*Job:* From the entries below, copy every line where the string "color" appears.

*Raw records:*
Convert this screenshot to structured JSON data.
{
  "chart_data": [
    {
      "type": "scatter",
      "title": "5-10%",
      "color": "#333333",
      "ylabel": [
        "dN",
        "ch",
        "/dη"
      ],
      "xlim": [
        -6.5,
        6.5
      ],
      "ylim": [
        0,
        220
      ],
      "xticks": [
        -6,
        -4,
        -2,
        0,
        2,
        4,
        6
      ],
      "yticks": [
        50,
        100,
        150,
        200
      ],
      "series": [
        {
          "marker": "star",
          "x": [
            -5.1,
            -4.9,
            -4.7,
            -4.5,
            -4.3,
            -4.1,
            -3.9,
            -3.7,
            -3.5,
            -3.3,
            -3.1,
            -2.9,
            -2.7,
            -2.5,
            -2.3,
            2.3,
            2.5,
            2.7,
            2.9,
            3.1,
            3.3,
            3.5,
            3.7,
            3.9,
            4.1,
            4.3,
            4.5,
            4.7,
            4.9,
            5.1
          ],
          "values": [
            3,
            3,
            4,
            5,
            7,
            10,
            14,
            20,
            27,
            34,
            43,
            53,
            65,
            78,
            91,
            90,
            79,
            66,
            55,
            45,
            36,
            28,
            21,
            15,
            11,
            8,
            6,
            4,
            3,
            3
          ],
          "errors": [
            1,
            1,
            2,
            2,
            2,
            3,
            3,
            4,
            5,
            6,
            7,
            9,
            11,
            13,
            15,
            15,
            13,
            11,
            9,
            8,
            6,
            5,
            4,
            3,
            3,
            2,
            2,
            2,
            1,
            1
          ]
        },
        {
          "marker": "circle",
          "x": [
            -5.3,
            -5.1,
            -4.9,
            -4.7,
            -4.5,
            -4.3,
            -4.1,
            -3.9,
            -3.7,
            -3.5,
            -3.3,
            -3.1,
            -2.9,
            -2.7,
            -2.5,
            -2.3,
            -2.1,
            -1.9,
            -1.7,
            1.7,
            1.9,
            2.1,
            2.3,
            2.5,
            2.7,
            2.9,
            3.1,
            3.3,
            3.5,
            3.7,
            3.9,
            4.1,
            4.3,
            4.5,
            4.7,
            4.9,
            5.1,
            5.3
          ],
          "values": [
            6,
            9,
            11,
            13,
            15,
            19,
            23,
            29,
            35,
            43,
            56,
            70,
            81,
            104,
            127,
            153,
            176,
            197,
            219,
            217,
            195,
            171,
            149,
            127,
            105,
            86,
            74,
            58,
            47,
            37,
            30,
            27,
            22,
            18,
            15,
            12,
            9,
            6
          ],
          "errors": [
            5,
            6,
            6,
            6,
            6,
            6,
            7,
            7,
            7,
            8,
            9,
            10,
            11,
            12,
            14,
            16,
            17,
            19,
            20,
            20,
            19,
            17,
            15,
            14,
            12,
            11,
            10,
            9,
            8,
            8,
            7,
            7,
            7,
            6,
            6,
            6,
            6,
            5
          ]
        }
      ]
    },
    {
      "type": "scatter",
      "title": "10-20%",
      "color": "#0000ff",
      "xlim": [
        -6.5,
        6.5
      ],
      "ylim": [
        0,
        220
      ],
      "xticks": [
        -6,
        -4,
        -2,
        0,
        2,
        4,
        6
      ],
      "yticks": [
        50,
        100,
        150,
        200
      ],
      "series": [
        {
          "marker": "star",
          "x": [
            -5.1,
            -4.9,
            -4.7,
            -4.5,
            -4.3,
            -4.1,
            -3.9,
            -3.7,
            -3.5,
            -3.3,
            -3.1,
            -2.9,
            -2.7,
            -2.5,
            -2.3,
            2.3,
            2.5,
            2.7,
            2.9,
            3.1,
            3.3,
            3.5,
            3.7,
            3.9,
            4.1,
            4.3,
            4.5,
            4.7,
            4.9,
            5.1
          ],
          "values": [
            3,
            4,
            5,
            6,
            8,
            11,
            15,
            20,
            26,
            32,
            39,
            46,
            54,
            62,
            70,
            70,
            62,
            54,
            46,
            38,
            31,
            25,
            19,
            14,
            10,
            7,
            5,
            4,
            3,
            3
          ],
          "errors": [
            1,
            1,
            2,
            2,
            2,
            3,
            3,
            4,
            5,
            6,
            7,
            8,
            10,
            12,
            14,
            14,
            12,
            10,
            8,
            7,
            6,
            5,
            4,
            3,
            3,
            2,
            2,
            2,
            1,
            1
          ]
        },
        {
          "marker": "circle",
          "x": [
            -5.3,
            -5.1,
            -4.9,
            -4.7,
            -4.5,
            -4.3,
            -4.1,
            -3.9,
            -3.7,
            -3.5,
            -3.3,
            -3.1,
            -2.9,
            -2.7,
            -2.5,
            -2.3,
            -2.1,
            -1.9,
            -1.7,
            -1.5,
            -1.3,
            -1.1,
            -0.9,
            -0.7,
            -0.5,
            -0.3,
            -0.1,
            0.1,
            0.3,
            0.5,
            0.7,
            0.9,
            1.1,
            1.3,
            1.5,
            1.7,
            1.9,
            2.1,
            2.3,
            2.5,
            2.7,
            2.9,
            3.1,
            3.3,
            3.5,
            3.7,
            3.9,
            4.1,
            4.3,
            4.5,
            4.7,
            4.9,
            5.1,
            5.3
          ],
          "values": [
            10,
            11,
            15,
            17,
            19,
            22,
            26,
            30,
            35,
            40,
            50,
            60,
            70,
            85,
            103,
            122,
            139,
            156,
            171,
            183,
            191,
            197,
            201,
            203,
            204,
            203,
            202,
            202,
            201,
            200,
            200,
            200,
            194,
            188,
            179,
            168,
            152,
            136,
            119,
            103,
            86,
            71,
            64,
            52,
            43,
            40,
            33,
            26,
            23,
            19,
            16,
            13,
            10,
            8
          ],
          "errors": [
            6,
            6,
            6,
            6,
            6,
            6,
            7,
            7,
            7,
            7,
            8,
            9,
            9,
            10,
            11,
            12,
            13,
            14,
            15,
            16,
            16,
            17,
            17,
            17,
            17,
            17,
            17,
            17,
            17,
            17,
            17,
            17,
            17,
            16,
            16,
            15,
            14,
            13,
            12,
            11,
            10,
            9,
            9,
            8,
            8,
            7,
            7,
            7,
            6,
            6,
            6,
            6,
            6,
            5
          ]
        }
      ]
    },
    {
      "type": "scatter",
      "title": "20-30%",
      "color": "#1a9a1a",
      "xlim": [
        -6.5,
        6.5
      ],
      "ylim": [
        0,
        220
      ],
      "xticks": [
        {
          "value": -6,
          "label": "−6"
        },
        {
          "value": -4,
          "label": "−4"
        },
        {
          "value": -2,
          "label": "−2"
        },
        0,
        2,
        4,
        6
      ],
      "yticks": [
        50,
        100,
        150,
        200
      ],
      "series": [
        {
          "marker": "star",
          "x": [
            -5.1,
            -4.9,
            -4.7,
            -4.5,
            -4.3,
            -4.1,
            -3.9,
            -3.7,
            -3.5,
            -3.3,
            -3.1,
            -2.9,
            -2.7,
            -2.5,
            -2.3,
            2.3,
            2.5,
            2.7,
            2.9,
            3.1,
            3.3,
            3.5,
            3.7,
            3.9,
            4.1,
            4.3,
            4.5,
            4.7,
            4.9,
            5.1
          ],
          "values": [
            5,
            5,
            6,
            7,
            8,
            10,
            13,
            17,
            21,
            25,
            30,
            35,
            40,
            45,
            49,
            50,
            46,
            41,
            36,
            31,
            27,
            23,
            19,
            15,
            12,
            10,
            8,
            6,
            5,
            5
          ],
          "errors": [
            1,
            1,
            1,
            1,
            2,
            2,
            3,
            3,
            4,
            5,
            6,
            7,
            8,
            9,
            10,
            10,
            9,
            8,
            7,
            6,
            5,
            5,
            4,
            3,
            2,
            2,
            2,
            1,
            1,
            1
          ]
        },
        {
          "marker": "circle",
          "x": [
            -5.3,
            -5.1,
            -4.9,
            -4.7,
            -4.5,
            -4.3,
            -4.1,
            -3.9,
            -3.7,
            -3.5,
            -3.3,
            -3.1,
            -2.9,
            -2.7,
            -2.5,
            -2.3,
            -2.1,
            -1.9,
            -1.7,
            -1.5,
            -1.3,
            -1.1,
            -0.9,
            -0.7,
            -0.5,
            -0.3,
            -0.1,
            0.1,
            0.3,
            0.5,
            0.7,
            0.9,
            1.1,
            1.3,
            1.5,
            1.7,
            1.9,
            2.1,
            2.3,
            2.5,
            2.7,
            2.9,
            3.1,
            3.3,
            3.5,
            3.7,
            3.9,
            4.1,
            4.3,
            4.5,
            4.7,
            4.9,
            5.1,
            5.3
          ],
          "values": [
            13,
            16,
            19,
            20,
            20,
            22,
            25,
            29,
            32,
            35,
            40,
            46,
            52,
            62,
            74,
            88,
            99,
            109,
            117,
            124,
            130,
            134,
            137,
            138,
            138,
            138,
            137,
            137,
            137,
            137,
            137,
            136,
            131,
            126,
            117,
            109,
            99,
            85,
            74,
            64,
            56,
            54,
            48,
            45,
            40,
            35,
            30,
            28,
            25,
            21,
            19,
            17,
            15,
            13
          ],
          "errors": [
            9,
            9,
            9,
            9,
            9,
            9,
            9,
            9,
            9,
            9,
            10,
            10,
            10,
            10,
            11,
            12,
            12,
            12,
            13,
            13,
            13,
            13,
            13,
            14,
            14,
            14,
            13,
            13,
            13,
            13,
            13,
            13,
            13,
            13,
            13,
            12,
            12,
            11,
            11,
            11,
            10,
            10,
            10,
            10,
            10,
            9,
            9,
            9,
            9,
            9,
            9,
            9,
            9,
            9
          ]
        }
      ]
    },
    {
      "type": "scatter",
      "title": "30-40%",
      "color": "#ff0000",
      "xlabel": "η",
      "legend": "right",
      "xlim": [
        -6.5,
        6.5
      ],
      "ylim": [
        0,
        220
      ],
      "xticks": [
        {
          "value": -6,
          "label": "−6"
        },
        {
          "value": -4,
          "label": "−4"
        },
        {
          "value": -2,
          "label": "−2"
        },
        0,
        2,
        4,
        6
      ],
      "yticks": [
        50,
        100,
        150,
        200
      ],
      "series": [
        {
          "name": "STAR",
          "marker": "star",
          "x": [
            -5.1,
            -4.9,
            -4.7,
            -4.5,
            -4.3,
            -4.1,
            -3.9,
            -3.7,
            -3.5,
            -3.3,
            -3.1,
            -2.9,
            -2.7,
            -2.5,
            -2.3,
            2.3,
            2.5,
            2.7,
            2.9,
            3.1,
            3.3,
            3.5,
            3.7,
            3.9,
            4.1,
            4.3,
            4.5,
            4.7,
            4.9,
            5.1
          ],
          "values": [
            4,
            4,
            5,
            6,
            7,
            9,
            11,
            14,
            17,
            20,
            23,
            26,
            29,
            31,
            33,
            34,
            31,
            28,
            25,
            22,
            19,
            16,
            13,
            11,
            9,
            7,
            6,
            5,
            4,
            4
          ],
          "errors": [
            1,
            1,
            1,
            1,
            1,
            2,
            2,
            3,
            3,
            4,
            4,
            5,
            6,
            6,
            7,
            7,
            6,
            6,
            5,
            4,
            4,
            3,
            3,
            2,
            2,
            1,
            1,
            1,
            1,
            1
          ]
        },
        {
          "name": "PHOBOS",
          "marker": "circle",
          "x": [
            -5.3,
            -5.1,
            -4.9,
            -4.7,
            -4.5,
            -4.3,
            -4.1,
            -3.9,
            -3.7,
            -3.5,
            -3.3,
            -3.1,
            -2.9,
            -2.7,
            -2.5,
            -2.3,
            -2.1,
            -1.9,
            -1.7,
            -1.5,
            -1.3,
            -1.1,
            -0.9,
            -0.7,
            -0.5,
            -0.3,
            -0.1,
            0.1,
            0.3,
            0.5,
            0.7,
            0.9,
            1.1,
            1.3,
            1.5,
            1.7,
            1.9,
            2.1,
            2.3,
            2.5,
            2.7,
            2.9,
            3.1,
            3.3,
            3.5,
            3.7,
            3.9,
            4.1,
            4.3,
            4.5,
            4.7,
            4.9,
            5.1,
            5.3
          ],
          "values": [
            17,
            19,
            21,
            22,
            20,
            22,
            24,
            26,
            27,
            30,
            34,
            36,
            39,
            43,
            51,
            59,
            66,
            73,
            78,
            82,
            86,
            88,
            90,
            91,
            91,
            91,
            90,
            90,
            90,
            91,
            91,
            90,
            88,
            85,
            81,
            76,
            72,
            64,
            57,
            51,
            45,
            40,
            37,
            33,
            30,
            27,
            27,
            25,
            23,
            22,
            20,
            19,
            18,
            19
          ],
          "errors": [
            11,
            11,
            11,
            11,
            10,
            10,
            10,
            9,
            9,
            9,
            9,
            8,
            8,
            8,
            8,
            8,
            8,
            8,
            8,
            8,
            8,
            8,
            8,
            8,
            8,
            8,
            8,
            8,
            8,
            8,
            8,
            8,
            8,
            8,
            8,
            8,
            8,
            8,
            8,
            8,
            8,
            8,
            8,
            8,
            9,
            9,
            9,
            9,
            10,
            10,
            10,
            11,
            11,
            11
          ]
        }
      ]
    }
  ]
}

*Task result:*
      "color": "#333333",
      "color": "#0000ff",
      "color": "#1a9a1a",
      "color": "#ff0000",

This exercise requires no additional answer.